* _Extrait du texte_:
^^^^

Autre exemple, le site des activistes politiques de moveon.org. Juste après le 11-Septembre, deux personnes ont fusionné leurs sites respectifs pour dire leur écœurement devant la manière dont les médias parlaient des musulmans et exploitaient la terreur. Leur principe était de partager avec d'autres cette indignation. Depuis, ils sont devenus un groupe de pression important, mobilisant ses membres dès qu'une loi jugée liberticide passe devant le Congrès. Cela prend parfois des proportions étonnantes. Ainsi, ils ont lancé une campagne contre Bush, "Anyone but Bush". Moveon a demandé à ses membres d'imaginer un spot publicitaire pouvant passer à la télé. Ilsont reçu 1 260propositions, venues d'un enfant de 9 ans comme des plus grosses agences. Tout le monde l'a fait gratuitement

 

Internet a-t-il changé votre façon d'appréhender la musique ?

^^^^

* _Données extraites_:
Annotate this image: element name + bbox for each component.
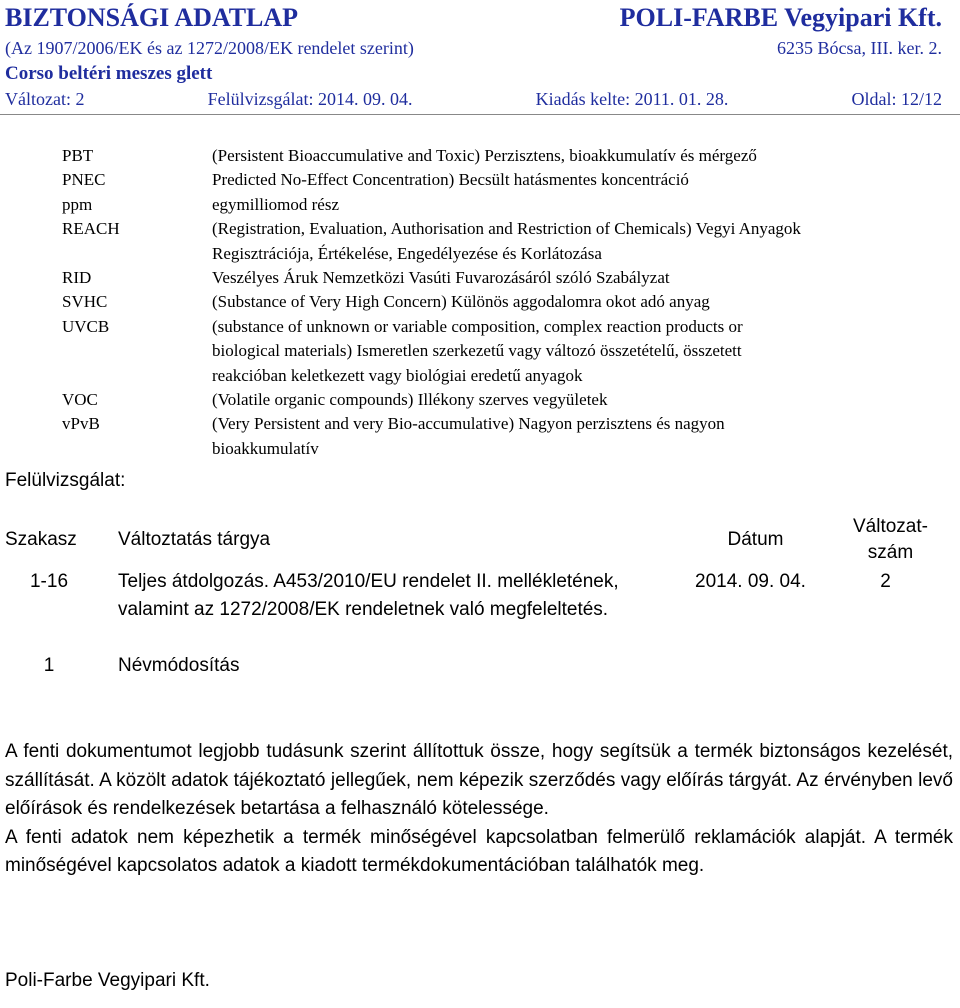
abbreviation-key: PBT	[62, 146, 94, 165]
header-section: Szakasz	[5, 529, 77, 550]
header-product-row	[5, 62, 942, 86]
header-version-line2: szám	[867, 542, 914, 563]
company-name: POLI-FARBE Vegyipari Kft.	[619, 3, 942, 32]
abbreviation-row	[62, 217, 942, 241]
issue-date-text: Kiadás kelte: 2011. 01. 28.	[535, 89, 729, 109]
abbreviation-row	[62, 242, 942, 266]
abbreviation-key: ppm	[62, 194, 93, 214]
header-date: Dátum	[727, 529, 784, 550]
abbreviation-text: (Volatile organic compounds) Illékony szerves vegyületek	[212, 390, 608, 410]
abbreviation-text: Veszélyes Áruk Nemzetközi Vasúti Fuvarozásáról szóló Szabályzat	[212, 268, 670, 288]
row-subject: Névmódosítás	[118, 655, 240, 676]
abbreviation-key: UVCB	[62, 316, 110, 336]
abbreviation-text: Predicted No-Effect Concentration) Becsült hatásmentes koncentráció	[212, 170, 689, 190]
abbreviation-row	[62, 364, 942, 388]
header-regulation-row	[5, 37, 942, 59]
row-version	[828, 652, 953, 680]
abbreviation-row	[62, 266, 942, 290]
row-section: 1-16	[29, 571, 69, 592]
abbreviation-row	[62, 437, 942, 461]
abbreviation-text: biological materials) Ismeretlen szerkezetű vagy változó összetételű, összetett	[212, 341, 742, 361]
header-version-line1: Változat-	[853, 516, 928, 537]
version-text: Változat: 2	[5, 89, 85, 109]
abbreviation-text: (Registration, Evaluation, Authorisation and Restriction of Chemicals) Vegyi Anyagok	[212, 219, 801, 239]
abbreviation-key: REACH	[62, 219, 120, 239]
abbreviation-row	[62, 290, 942, 314]
disclaimer-paragraph-1: A fenti dokumentumot legjobb tudásunk szerint állítottuk össze, hogy segítsük a termék biztonságos kezelését, szállítását. A közölt adatok tájékoztató jellegűek, nem képezik szerződés vagy előírás tárgyát. Az érvényben levő előírások és rendelkezések betartása a felhasználó kötelessége.	[5, 741, 953, 820]
page-number: Oldal: 12/12	[851, 89, 942, 109]
abbreviation-text: (Very Persistent and very Bio-accumulative) Nagyon perzisztens és nagyon	[212, 414, 725, 434]
row-version: 2	[880, 571, 891, 592]
row-subject: Teljes átdolgozás. A453/2010/EU rendelet II. mellékletének, valamint az 1272/2008/EK rendeletnek való megfeleltetés.	[118, 571, 619, 620]
document-title: BIZTONSÁGI ADATLAP	[5, 3, 299, 32]
footer-company: Poli-Farbe Vegyipari Kft.	[5, 970, 210, 991]
company-address: 6235 Bócsa, III. ker. 2.	[777, 38, 942, 58]
row-date	[683, 652, 828, 680]
row-date: 2014. 09. 04.	[695, 571, 806, 592]
abbreviation-key: SVHC	[62, 292, 108, 312]
abbreviation-text: (substance of unknown or variable composition, complex reaction products or	[212, 316, 743, 336]
table-row	[5, 652, 955, 680]
abbreviation-text: (Substance of Very High Concern) Különös aggodalomra okot adó anyag	[212, 292, 710, 312]
revision-section-label: Felülvizsgálat:	[5, 470, 126, 491]
abbreviation-text: Regisztrációja, Értékelése, Engedélyezése és Korlátozása	[212, 243, 602, 263]
table-header-row	[5, 512, 955, 568]
abbreviation-text: bioakkumulatív	[212, 438, 319, 458]
abbreviation-key	[62, 364, 212, 388]
revision-table	[5, 512, 955, 680]
disclaimer-paragraph-2: A fenti adatok nem képezhetik a termék minőségével kapcsolatban felmerülő reklamációk alapját. A termék minőségével kapcsolatos adatok a kiadott termékdokumentációban találhatók meg.	[5, 826, 953, 877]
abbreviation-row	[62, 315, 942, 339]
abbreviation-key	[62, 242, 212, 266]
abbreviation-list	[62, 144, 942, 461]
abbreviation-text: egymilliomod rész	[212, 194, 340, 214]
header-version	[828, 514, 953, 566]
abbreviation-row	[62, 388, 942, 412]
product-name: Corso beltéri meszes glett	[5, 63, 213, 84]
abbreviation-row	[62, 339, 942, 363]
abbreviation-row	[62, 412, 942, 436]
regulation-text: (Az 1907/2006/EK és az 1272/2008/EK rendelet szerint)	[5, 38, 414, 58]
header-title-row	[5, 2, 942, 34]
abbreviation-text: (Persistent Bioaccumulative and Toxic) Perzisztens, bioakkumulatív és mérgező	[212, 146, 757, 165]
abbreviation-row	[62, 193, 942, 217]
revision-date-text: Felülvizsgálat: 2014. 09. 04.	[207, 89, 413, 109]
row-section: 1	[43, 655, 55, 676]
abbreviation-key: VOC	[62, 390, 98, 410]
header-meta-row	[5, 88, 942, 110]
abbreviation-key: RID	[62, 268, 92, 288]
abbreviation-text: reakcióban keletkezett vagy biológiai eredetű anyagok	[212, 365, 583, 385]
table-row	[5, 568, 955, 652]
abbreviation-key	[62, 437, 212, 461]
abbreviation-key: PNEC	[62, 170, 106, 190]
abbreviation-key	[62, 339, 212, 363]
header-divider	[0, 114, 960, 115]
abbreviation-row	[62, 144, 942, 168]
abbreviation-key: vPvB	[62, 414, 100, 434]
disclaimer	[5, 738, 953, 881]
abbreviation-row	[62, 168, 942, 192]
header-subject: Változtatás tárgya	[118, 529, 271, 550]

^^^^

Rédigez la suite de l'extrait sur moveon.org et Internet, à partir de la phrase qui suit sa dernière ligne.

* _Réponse à la consigne_:
Cela n'a pas changé grand-chose à ma carrière. Je ne fais pas partie de ces artistes dont des millions d'internautes téléchargent les disques. La nouveauté, pour moi, a été d'ouvrir ma boutique en ligne, www.enoshop.co.uk, qui me permet de vendre mes productions les plus pointues. Je n'ai plus besoin de courir les distributeurs. J'ai enregistré dans mon studio plusieurs disques dont j'ai réalisé les pochettes, et que nous vendons par correspondance grâce à Internet. Même si cette vente n'atteint que 200 exemplaires, elle me rapportera quand même de l'argent, ce qui serait impossible si je passais par une maison de disques.

Croyez-vous que la création musicale peut évoluer en fonction de cette dématérialisation des supports ?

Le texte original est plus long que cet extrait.